• _Tarefa 1_: Diga se cada afirmação a seguir está de acordo com o texto sobre os fretes agrícolas, respondendo sim ou não e citando literalmente o trecho decisivo: (a) em Goiás, a maior parte das rotas monitoradas teve queda nos fretes em junho na comparação com maio; (b) o diesel teve novos reajustes no período; (c) o cenário foi divulgado em uma segunda-feira.
• _Tarefa 2_: Prossiga com o texto sobre os fretes agrícolas a partir do ponto em que ele termina.

• _Texto extraído_:
+++++
O custo do transporte de cargas agrícolas apresentou comportamentos distintos entre os estados brasileiros em junho. Em Goiás, a maior parte das rotas monitoradas registrou queda nos preços dos fretes em comparação com maio, especialmente nos trajetos com origem em Cristalina e Bom Jesus de Goiás.
O cenário foi divulgado nesta terça-feira (28) pela Companhia Nacional de Abastecimento (Conab), por meio do Boletim Logístico.
Custo do transporte de cargas agrícolas

Segundo a Conab, a retração nos valores dos fretes em Goiás acompanha a desaceleração do escoamento das safras de soja e milho, além da estabilidade nos preços do diesel, que permanecem elevados na comparação com o ano passado, mas sem novos reajustes no período.
+++++
• _Material fornecido_:
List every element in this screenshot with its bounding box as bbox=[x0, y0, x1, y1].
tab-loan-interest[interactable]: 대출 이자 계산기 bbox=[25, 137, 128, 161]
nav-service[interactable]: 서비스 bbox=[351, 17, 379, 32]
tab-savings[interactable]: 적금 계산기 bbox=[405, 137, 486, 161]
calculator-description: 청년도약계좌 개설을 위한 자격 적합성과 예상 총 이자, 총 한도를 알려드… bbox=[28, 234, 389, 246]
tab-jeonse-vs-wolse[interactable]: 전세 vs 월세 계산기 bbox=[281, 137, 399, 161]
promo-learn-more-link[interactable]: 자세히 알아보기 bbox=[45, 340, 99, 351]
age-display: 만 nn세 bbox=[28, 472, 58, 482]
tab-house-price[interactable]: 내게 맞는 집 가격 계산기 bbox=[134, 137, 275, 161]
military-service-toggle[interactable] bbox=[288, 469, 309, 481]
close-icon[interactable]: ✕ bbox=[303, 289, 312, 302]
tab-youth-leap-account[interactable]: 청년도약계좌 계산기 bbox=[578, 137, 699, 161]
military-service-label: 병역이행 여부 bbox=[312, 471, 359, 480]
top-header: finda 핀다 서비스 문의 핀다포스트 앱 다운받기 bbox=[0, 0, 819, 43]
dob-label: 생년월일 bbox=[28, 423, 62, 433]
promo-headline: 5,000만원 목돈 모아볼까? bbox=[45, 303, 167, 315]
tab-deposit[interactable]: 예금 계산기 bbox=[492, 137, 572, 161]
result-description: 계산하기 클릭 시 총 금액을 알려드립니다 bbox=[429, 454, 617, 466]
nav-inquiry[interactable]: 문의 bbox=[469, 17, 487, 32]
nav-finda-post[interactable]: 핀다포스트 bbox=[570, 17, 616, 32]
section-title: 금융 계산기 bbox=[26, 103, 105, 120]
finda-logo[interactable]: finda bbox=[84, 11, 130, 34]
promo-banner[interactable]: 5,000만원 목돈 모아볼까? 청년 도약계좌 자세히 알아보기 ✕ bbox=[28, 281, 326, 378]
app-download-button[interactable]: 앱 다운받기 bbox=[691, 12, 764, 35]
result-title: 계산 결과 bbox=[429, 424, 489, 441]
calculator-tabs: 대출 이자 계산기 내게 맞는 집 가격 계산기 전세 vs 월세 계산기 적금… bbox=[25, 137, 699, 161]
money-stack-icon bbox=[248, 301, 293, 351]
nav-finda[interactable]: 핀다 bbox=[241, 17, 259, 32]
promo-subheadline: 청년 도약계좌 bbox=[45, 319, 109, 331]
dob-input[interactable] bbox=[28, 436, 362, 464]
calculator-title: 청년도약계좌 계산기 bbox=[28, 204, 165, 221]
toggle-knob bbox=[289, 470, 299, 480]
+++++
• _Resultado 1_:
(a) Sim: "a maior parte das rotas monitoradas registrou queda nos preços dos fretes em comparação com maio".
(b) Não: "sem novos reajustes no período".
(c) Não: "nesta terça-feira (28)".

• _Resultado 2_:
Apesar da queda observada em parte do Centro-Oeste, o transporte de grãos segue impulsionado pelo desempenho das exportações brasileiras. Entre janeiro e junho de 2026, o país embarcou 69,5 milhões de toneladas de soja, volume 7,12% superior ao registrado no mesmo período de 2025. As exportações de milho também cresceram, alcançando 7,9 milhões de toneladas, alta de 22,13% na comparação anual.
Em Mato Grosso, maior produtor de grãos do país, 72% das rotas acompanhadas tiveram redução nas cotações mensais, com variações entre queda de 8% e alta no mesmo percentual. Mesmo com a colheita da segunda safra de milho, o fluxo de embarques ficou abaixo do esperado, influenciado pelo aumento da demanda interna, pelos preços pagos aos produtores e por percursos rodoviários mais curtos.

Já em Mato Grosso do Sul, os fretes permaneceram praticamente estáveis. Metade das rotas apresentou aumento nos valores, sustentados pelos custos operacionais do transporte e pelo fluxo contínuo de cargas agrícolas.
No Maranhão e no Piauí, por outro lado, os preços avançaram em diversas rotas. A alta foi impulsionada pelo aumento da demanda após a colheita da soja, pelo crescimento das exportações e pelo encarecimento dos combustíveis em algumas localidades.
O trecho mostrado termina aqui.